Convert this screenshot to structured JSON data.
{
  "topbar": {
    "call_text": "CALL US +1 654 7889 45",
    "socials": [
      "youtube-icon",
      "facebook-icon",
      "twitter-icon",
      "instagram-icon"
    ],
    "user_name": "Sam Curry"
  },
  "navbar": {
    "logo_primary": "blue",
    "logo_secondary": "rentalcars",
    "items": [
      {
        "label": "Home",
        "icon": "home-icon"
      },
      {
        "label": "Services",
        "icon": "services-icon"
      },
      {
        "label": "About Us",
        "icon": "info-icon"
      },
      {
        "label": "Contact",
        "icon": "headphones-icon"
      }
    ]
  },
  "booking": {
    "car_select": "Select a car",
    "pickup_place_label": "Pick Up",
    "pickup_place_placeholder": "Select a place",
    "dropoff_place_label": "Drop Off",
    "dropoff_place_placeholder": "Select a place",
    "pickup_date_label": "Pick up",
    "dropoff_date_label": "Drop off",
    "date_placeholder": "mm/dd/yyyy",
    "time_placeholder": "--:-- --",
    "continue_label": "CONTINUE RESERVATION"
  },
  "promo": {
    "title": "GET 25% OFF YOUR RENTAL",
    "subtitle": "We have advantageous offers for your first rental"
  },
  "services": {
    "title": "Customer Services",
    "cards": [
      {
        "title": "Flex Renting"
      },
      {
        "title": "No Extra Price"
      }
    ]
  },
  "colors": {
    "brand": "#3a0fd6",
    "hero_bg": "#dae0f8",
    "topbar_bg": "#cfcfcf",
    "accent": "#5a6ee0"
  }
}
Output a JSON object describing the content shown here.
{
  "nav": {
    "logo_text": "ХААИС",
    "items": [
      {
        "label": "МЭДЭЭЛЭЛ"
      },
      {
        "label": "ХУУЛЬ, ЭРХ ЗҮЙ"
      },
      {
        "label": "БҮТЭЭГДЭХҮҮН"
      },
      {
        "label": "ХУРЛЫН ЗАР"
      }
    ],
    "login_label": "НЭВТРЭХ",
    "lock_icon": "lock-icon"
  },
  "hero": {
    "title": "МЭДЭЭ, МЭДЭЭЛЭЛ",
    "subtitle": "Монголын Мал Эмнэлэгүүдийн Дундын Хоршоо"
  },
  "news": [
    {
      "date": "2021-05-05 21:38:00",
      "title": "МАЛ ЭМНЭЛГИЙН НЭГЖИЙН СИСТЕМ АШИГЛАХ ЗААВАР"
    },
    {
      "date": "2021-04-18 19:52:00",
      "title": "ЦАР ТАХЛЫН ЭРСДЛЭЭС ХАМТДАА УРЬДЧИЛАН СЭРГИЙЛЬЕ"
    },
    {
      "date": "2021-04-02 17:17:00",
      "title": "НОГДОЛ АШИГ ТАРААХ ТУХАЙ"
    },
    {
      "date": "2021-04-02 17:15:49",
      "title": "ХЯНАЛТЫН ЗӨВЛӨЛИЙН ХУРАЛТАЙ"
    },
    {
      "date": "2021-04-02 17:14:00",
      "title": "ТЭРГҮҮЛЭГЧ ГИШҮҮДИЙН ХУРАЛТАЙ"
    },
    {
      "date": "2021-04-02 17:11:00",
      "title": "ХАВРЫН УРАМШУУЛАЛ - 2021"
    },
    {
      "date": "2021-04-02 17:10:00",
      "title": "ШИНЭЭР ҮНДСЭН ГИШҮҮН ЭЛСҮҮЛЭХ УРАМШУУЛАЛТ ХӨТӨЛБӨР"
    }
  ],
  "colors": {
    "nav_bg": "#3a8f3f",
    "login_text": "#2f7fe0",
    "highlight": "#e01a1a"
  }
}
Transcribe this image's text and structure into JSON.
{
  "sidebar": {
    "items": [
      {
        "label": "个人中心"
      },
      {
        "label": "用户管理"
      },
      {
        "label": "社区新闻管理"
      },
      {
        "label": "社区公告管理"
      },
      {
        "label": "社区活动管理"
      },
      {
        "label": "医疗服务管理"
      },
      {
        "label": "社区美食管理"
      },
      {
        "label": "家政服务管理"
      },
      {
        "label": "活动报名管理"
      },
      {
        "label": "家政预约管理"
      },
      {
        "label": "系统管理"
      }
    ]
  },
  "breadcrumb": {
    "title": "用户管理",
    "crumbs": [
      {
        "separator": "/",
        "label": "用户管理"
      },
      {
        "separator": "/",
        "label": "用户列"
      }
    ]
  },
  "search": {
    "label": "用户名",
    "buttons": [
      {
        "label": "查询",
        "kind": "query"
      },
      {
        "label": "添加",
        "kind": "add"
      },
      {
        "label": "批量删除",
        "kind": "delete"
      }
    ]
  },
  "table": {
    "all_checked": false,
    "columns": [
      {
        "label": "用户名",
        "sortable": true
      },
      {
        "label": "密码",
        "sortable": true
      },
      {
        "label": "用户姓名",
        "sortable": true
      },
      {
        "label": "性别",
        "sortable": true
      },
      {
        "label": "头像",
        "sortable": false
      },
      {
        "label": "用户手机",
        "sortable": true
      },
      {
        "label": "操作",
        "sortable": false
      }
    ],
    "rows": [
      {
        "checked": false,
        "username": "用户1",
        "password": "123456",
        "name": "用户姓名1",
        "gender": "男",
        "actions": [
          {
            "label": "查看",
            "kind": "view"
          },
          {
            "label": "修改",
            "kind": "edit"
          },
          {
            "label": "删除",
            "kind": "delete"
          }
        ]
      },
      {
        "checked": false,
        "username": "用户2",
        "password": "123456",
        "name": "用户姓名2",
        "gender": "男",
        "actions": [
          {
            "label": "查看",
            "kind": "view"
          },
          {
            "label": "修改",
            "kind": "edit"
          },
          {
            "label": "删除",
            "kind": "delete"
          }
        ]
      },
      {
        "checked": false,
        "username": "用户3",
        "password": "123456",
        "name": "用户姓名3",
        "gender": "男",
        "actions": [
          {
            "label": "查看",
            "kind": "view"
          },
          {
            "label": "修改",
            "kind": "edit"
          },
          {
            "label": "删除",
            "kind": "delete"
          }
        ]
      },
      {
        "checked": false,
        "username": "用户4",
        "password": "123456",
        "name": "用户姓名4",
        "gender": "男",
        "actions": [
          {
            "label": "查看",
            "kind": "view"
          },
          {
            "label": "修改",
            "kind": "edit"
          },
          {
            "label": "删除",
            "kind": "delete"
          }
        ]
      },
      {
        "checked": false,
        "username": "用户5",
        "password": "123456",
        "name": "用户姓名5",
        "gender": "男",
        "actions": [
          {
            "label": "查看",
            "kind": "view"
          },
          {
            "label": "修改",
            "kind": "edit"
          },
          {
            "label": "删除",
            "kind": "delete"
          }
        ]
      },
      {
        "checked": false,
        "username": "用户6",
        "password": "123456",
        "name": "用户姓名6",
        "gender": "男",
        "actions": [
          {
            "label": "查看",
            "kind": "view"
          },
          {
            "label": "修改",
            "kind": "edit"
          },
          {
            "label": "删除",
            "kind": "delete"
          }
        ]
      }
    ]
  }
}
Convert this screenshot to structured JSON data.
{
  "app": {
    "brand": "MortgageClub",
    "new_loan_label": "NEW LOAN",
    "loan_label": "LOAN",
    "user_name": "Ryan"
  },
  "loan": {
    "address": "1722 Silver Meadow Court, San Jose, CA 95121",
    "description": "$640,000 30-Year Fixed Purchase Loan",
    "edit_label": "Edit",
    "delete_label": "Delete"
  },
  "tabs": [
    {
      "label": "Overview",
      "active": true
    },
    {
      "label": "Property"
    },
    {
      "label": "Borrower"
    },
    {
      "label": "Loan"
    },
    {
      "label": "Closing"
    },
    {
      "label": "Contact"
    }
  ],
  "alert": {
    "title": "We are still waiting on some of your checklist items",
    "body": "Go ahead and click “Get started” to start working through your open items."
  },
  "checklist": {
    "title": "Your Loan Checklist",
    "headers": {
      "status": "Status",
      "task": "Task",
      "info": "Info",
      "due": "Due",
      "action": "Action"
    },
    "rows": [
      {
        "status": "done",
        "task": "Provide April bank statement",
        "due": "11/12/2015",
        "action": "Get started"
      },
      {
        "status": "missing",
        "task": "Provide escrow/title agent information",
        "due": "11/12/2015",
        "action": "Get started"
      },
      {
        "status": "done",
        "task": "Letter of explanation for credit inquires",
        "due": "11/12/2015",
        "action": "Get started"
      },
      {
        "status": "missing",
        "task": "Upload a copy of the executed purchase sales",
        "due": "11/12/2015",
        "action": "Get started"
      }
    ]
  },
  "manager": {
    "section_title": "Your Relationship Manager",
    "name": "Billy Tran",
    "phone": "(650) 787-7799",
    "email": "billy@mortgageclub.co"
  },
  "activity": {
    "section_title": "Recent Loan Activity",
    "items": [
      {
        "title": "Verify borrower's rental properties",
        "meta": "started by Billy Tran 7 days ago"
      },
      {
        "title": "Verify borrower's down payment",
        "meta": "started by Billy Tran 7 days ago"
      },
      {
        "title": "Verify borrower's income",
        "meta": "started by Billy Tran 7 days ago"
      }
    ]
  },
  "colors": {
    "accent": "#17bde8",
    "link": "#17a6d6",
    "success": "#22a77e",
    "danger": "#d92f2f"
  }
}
○ ○ ○ ○
> **Your goal**
Pull out the lines above in which the word "username" appears.

> **Result of this exercise**
        "username": "用户1",
        "username": "用户2",
        "username": "用户3",
        "username": "用户4",
        "username": "用户5",
        "username": "用户6",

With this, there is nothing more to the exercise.